----- Data rows

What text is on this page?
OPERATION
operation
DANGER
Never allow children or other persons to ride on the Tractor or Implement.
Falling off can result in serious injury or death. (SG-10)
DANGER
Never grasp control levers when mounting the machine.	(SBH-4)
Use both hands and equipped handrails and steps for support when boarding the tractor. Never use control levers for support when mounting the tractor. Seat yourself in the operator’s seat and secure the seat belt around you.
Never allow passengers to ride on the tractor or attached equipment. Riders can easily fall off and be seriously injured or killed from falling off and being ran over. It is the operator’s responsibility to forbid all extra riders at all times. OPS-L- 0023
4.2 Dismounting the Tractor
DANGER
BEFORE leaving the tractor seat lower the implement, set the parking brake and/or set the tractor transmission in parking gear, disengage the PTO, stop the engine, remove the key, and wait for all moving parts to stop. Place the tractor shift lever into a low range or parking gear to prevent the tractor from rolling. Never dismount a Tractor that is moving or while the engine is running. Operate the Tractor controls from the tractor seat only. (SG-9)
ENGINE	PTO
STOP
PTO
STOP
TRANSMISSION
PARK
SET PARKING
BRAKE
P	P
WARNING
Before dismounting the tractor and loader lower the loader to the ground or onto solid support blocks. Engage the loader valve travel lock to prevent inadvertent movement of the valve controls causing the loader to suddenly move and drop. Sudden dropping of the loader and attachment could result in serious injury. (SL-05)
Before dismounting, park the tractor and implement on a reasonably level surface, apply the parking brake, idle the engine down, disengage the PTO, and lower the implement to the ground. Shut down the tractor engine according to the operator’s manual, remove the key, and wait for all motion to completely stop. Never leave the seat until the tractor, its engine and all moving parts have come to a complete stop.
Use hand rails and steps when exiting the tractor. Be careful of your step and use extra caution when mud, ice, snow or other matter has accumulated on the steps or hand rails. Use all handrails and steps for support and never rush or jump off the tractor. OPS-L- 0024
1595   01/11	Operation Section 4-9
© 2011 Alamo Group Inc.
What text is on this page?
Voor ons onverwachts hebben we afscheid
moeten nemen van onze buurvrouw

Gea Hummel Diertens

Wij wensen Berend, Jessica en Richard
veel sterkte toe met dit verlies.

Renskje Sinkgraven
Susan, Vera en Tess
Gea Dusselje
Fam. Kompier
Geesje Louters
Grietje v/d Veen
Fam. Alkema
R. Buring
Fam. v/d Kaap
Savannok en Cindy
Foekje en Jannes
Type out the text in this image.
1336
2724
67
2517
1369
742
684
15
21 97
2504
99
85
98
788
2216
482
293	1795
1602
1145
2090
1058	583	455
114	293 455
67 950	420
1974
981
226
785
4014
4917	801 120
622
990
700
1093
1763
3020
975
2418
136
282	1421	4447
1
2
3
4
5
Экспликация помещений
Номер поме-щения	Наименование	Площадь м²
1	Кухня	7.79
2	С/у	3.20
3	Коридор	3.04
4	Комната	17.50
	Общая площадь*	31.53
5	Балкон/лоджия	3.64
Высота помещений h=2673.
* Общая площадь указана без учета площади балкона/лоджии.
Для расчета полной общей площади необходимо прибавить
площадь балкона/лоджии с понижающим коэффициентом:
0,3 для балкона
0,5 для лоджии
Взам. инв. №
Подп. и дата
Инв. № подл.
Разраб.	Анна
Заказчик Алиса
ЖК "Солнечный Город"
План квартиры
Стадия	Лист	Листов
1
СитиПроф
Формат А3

----------

→ **Objective**
For the string "steps", count the lines of the entries above that include it; answer with the number only.

→ **Correct response**
2